Brief 1:
Answer these questions using the piece on the French edition Romarin et autres caprices:
(a) Who curates the Poèmes du Monde series?
(b) How many titles does the series include, according to the Qantara.de article?
(c) How many poems from Klin u Kapriċċi Oħra appear in French in the bilingual edition?
Brief 2: Rewrite the piece on the French edition Romarin et autres caprices between "At the book" and "translator Elizabeth Grech.", inclusive, replacing "publishing house" with "press".
Brief 3: Extend the piece on the French edition Romarin et autres caprices with the next part, starting after its last sentence.

Extracted text:
○ ○ ○ ○ ○ ○ ○
At the book festival of Algiers held at the end of March 2022, Salon International du Livre d’Alger, or SILA 2022, the publishing house based in Algiers APIC Editions presented six new books of poetry in French in its series Poèmes du Monde, or Poems of the World, curated by the well-known Algerian novelist and poet Habib Tengour. One of those books is my collection Klin u Kapriċċi Oħra translated into French by the Paris based poet and translator Elizabeth Grech.
In an article about this series published on Qantara.de, Regina Keil-Sagawe interviewed Habib Tengour about this series that “has grown over the past four years to include 23 titles, with a current total of 16 male and seven female voices, representing a broad poetic panorama.” The series editor spoke about this series as “an absolute first” for the Maghreb. “Of course, foreign poetry is published in Morocco or Tunisia as well, but as far as I know, nowhere else has used the principle of a series of dual-language editions. Each features an introduction and 7 questions about the author’s biography, their self-image as a poet and the importance they attach to literary translation – after all, the authors in the series are all simultaneously poets and poetry translators.”
In this bilingual edition, Romarin et autres caprices includes French versions of thirty six of the poems that appeared in Klin u Kapriċċi Oħra (Klabb Kotba Maltin 2015). The translations by Elizabeth Grech were supported by the Translation Grant that at the time was administered by the Arts Council Malta. Philippe Parizot-Clerico also contributed to the final versions of the poems in French.
In her Preface, Elizabeth Grech immediately establishes literary translation as an act of creation, rather than simply an act of imitation. “La traduction est un acte de création à part entière.” Translating poetry means facing a good deal of challenges and making subjective choices. It couldn’t be otherwise. She describes her translations of my poetry as a “very personal version of the poetry of Adrian Grima.”
○ ○ ○ ○ ○ ○ ○
Document layout detection data
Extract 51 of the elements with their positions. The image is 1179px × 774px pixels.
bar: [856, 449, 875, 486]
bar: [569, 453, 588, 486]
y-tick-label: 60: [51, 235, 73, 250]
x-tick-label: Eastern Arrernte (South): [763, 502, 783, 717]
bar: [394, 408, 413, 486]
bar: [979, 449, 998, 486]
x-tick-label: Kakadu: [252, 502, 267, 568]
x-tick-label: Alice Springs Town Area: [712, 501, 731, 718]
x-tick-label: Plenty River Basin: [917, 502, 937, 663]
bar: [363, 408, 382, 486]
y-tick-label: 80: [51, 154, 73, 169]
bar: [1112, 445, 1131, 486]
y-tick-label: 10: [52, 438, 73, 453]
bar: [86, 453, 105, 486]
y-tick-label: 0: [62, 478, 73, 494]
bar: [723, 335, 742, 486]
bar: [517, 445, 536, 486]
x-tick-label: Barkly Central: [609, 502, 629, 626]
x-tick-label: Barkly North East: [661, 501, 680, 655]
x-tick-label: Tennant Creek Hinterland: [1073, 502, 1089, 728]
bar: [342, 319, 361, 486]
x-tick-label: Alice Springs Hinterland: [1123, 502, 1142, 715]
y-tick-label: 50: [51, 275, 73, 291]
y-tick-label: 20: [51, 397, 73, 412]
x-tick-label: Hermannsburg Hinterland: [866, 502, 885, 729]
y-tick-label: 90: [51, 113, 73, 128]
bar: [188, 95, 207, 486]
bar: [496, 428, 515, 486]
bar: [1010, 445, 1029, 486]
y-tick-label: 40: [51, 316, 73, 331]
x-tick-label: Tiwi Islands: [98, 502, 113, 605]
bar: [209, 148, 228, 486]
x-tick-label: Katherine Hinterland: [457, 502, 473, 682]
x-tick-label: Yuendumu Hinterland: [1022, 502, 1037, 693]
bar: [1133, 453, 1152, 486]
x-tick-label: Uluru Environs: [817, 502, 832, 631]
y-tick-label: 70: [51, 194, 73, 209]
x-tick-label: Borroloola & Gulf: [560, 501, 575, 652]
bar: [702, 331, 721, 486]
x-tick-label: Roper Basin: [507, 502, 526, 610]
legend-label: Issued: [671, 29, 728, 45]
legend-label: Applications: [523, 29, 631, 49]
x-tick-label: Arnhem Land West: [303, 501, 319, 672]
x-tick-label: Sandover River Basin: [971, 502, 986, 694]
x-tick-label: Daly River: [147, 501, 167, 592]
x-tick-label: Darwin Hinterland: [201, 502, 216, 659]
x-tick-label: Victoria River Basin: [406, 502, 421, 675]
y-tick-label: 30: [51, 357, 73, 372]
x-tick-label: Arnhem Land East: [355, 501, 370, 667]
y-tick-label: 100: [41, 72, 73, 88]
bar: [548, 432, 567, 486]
○ ○ ○ ○ ○ ○ ○
Exercise response 1:
(a) Habib Tengour
(b) 23
(c) Thirty six

Exercise response 2:
At the book festival of Algiers held at the end of March 2022, Salon International du Livre d’Alger, or SILA 2022, the press based in Algiers APIC Editions presented six new books of poetry in French in its series Poèmes du Monde, or Poems of the World, curated by the well-known Algerian novelist and poet Habib Tengour. One of those books is my collection Klin u Kapriċċi Oħra translated into French by the Paris based poet and translator Elizabeth Grech.

Exercise response 3:
Traduire la poésie est un acte éminemment subjectif. Tout dépend de la sensibilité, de la musicalité, du choix du traducteur à l’instant où il travaille. Les poèmes qui suivent traduits vers le français sont par conséquent une version très personnelle de la poésie d’Adrian Grima.Elizabeth grech
The book also includes a perceptive and poetic ten-page “Postface” or Afterword titled “De la Méditerranée poétique et autres caprices maltais” (About the Poetic Mediterranean and other Maltese caprices”) by the eminent French-Algerian writer and academic Mourad Yelles, Professor Emeritus in the Department of Arabic Studies at INALCO, Institut National des Langues et Civilisations Orientales in Paris.
Au premier abord, le titre du recueil d’Adrian Grima pourrait se lire comme une invite à la légèreté. Après tout, il y est bien question de romarin et de caprices ! Mais, au cas où nous aurions oublié le sens premier du caprice, au fur et à mesure que nous nous immergeons dans l’univers du poète, les repères familiers de l’enchantement poétique – tant dans l’ordre de la composition que de la tonalité – s’estompent un à un. Et c’est ainsi que sous le sourire volontiers espiègle transparaît peu à peu une sorte de tristesse, comme une inquiétude latente. Peut-être même une angoisse profonde.Mourad Yelles
The title of the book, writes Mourad Yelles, with its mention of rosemary and caprices, might give the impression that this is a collection of light poems, but this is certainly not the case. The word “caprice” refers to a “a sudden change or turn of the mind without apparent or adequate motive; a desire or opinion arbitrarily or fantastically formed; a freak, whim, mere fancy.” But it is also used in the domain of music to refer to “capriccio,” “a piece of music constructed either on original subjects, and frequently in a modified sonata- or rondo-form or to a brilliant transcription of one or more subjects by other composers” (OED). This double meaning sets the tone for the whole collection. “And that’s how,” writes Yelles, “under the deliberately mischievous smile, there gradually emerges a kind of sadness, like a latent concern. Perhaps even deep angst.”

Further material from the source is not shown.